**WORK TO DO**
Isolate every line in the records below with "COLETE" in it.

++++++

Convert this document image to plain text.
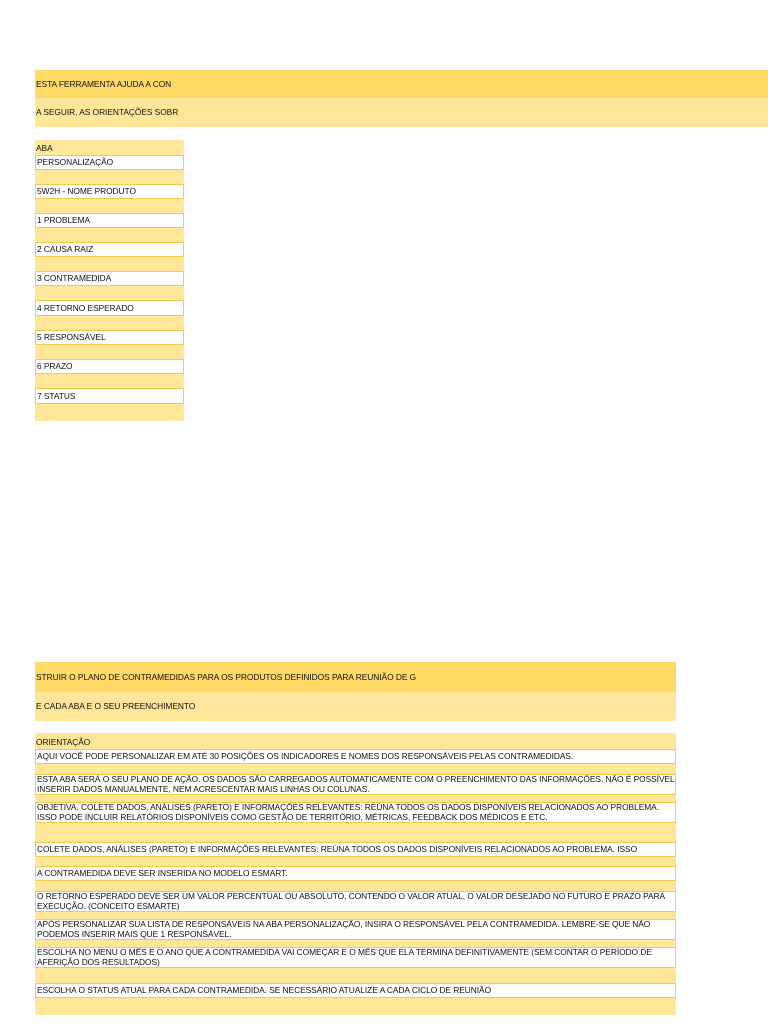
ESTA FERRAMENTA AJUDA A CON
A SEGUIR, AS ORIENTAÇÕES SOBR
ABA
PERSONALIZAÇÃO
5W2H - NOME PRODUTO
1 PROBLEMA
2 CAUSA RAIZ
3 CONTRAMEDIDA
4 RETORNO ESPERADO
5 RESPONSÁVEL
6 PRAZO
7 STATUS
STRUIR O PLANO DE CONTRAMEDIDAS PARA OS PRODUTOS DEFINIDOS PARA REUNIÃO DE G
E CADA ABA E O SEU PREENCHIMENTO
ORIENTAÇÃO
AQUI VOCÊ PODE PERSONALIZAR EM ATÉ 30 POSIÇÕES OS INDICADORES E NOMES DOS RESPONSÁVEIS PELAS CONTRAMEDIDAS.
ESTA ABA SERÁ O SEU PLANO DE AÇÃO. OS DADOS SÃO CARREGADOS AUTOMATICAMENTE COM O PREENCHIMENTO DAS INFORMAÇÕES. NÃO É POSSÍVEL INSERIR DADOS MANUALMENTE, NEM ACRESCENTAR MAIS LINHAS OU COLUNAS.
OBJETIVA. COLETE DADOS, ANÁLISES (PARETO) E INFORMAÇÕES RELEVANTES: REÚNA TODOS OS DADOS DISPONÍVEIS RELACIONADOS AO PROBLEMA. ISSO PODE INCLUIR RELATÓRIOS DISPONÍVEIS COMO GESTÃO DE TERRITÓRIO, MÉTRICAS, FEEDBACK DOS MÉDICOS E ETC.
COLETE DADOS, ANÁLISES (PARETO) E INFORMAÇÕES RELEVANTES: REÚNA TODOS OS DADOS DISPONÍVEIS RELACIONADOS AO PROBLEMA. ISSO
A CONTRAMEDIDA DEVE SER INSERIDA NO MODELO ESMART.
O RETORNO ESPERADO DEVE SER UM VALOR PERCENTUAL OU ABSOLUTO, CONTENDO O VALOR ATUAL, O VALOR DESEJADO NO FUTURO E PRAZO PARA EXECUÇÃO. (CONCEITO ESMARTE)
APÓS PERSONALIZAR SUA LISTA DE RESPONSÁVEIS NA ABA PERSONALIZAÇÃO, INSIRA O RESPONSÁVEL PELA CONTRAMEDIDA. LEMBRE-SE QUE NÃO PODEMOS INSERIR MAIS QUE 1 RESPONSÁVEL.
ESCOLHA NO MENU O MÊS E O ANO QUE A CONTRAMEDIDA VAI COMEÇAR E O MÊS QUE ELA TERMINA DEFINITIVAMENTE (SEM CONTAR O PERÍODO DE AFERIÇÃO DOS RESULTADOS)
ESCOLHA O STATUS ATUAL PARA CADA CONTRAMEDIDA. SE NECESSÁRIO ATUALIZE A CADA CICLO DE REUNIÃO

++++++

**OUTPUT OF THE TASK**
OBJETIVA. COLETE DADOS, ANÁLISES (PARETO) E INFORMAÇÕES RELEVANTES: REÚNA TODOS OS DADOS DISPONÍVEIS RELACIONADOS AO PROBLEMA. ISSO PODE INCLUIR RELATÓRIOS DISPONÍVEIS COMO GESTÃO DE TERRITÓRIO, MÉTRICAS, FEEDBACK DOS MÉDICOS E ETC.
COLETE DADOS, ANÁLISES (PARETO) E INFORMAÇÕES RELEVANTES: REÚNA TODOS OS DADOS DISPONÍVEIS RELACIONADOS AO PROBLEMA. ISSO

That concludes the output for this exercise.